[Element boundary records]
##############################

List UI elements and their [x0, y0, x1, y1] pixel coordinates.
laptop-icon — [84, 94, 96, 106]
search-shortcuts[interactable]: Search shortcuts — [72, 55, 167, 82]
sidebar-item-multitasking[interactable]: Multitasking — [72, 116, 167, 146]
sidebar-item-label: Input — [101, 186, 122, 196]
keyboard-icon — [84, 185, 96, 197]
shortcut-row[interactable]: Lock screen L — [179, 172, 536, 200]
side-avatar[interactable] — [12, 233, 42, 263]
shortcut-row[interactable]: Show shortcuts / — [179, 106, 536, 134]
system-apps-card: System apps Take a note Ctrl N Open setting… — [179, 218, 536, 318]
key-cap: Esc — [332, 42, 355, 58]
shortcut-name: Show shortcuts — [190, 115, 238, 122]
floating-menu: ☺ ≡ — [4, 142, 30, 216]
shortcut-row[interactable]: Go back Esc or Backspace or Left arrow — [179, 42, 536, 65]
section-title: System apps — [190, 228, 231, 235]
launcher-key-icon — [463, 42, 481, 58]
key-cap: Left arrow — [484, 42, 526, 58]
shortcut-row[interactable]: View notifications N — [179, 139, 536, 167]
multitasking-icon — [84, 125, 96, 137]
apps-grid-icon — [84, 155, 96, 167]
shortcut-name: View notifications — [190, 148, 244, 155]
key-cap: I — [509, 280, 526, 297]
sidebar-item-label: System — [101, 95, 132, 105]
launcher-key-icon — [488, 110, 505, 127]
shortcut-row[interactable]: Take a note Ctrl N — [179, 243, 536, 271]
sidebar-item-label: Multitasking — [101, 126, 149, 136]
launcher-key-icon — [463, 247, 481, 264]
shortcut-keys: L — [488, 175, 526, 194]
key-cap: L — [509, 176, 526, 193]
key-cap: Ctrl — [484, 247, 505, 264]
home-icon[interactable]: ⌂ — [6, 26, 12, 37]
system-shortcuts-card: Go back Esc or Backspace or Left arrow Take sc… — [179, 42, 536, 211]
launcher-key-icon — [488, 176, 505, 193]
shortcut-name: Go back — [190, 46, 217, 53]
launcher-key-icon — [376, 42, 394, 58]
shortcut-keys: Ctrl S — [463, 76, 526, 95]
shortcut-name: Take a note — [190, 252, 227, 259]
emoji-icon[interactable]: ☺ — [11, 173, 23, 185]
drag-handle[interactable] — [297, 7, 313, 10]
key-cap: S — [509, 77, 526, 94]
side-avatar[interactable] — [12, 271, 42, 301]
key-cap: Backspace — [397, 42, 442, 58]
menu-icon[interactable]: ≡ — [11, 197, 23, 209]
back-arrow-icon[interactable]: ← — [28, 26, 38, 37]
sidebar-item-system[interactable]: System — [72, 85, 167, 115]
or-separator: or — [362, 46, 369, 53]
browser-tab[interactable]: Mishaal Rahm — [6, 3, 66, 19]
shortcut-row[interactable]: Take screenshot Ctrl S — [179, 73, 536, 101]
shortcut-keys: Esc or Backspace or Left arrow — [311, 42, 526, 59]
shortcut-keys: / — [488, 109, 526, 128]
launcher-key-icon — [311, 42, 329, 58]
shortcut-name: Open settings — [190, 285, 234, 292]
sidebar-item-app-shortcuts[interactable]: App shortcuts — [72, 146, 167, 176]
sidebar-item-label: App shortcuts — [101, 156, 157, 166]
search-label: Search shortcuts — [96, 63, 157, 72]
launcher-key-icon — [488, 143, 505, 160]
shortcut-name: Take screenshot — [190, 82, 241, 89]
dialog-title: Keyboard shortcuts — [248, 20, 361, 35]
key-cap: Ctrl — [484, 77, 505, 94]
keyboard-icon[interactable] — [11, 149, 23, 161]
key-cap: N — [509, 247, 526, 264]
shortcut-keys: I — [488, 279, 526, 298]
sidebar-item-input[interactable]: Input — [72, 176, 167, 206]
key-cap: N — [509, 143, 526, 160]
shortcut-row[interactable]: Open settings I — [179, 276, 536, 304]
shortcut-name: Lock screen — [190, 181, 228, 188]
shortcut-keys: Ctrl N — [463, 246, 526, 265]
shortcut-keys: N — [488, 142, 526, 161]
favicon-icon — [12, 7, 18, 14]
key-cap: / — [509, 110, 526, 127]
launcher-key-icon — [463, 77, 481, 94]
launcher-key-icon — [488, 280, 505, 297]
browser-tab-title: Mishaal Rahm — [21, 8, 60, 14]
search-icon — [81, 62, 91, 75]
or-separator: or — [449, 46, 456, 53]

##############################

[What to do]
Copy out every line of the material above word for word.

[Correct output]
List UI elements and their [x0, y0, x1, y1] pixel coordinates.
laptop-icon — [84, 94, 96, 106]
search-shortcuts[interactable]: Search shortcuts — [72, 55, 167, 82]
sidebar-item-multitasking[interactable]: Multitasking — [72, 116, 167, 146]
sidebar-item-label: Input — [101, 186, 122, 196]
keyboard-icon — [84, 185, 96, 197]
shortcut-row[interactable]: Lock screen L — [179, 172, 536, 200]
side-avatar[interactable] — [12, 233, 42, 263]
shortcut-row[interactable]: Show shortcuts / — [179, 106, 536, 134]
system-apps-card: System apps Take a note Ctrl N Open setting… — [179, 218, 536, 318]
key-cap: Esc — [332, 42, 355, 58]
shortcut-name: Show shortcuts — [190, 115, 238, 122]
floating-menu: ☺ ≡ — [4, 142, 30, 216]
shortcut-row[interactable]: Go back Esc or Backspace or Left arrow — [179, 42, 536, 65]
section-title: System apps — [190, 228, 231, 235]
launcher-key-icon — [463, 42, 481, 58]
key-cap: Left arrow — [484, 42, 526, 58]
shortcut-row[interactable]: View notifications N — [179, 139, 536, 167]
multitasking-icon — [84, 125, 96, 137]
apps-grid-icon — [84, 155, 96, 167]
shortcut-name: View notifications — [190, 148, 244, 155]
key-cap: I — [509, 280, 526, 297]
sidebar-item-label: System — [101, 95, 132, 105]
launcher-key-icon — [488, 110, 505, 127]
shortcut-row[interactable]: Take a note Ctrl N — [179, 243, 536, 271]
sidebar-item-label: Multitasking — [101, 126, 149, 136]
launcher-key-icon — [463, 247, 481, 264]
shortcut-keys: L — [488, 175, 526, 194]
key-cap: L — [509, 176, 526, 193]
key-cap: Ctrl — [484, 247, 505, 264]
home-icon[interactable]: ⌂ — [6, 26, 12, 37]
system-shortcuts-card: Go back Esc or Backspace or Left arrow Take sc… — [179, 42, 536, 211]
launcher-key-icon — [488, 176, 505, 193]
shortcut-name: Go back — [190, 46, 217, 53]
launcher-key-icon — [376, 42, 394, 58]
shortcut-keys: Ctrl S — [463, 76, 526, 95]
shortcut-name: Take a note — [190, 252, 227, 259]
emoji-icon[interactable]: ☺ — [11, 173, 23, 185]
drag-handle[interactable] — [297, 7, 313, 10]
key-cap: S — [509, 77, 526, 94]
side-avatar[interactable] — [12, 271, 42, 301]
key-cap: Backspace — [397, 42, 442, 58]
menu-icon[interactable]: ≡ — [11, 197, 23, 209]
back-arrow-icon[interactable]: ← — [28, 26, 38, 37]
sidebar-item-system[interactable]: System — [72, 85, 167, 115]
or-separator: or — [362, 46, 369, 53]
browser-tab[interactable]: Mishaal Rahm — [6, 3, 66, 19]
shortcut-row[interactable]: Take screenshot Ctrl S — [179, 73, 536, 101]
shortcut-keys: Esc or Backspace or Left arrow — [311, 42, 526, 59]
shortcut-keys: / — [488, 109, 526, 128]
launcher-key-icon — [311, 42, 329, 58]
shortcut-name: Open settings — [190, 285, 234, 292]
sidebar-item-app-shortcuts[interactable]: App shortcuts — [72, 146, 167, 176]
sidebar-item-label: App shortcuts — [101, 156, 157, 166]
search-label: Search shortcuts — [96, 63, 157, 72]
launcher-key-icon — [488, 143, 505, 160]
shortcut-name: Take screenshot — [190, 82, 241, 89]
dialog-title: Keyboard shortcuts — [248, 20, 361, 35]
key-cap: Ctrl — [484, 77, 505, 94]
keyboard-icon[interactable] — [11, 149, 23, 161]
key-cap: N — [509, 247, 526, 264]
shortcut-keys: I — [488, 279, 526, 298]
sidebar-item-input[interactable]: Input — [72, 176, 167, 206]
key-cap: N — [509, 143, 526, 160]
shortcut-row[interactable]: Open settings I — [179, 276, 536, 304]
shortcut-name: Lock screen — [190, 181, 228, 188]
shortcut-keys: Ctrl N — [463, 246, 526, 265]
shortcut-keys: N — [488, 142, 526, 161]
favicon-icon — [12, 7, 18, 14]
key-cap: / — [509, 110, 526, 127]
launcher-key-icon — [463, 77, 481, 94]
launcher-key-icon — [488, 280, 505, 297]
browser-tab-title: Mishaal Rahm — [21, 8, 60, 14]
search-icon — [81, 62, 91, 75]
or-separator: or — [449, 46, 456, 53]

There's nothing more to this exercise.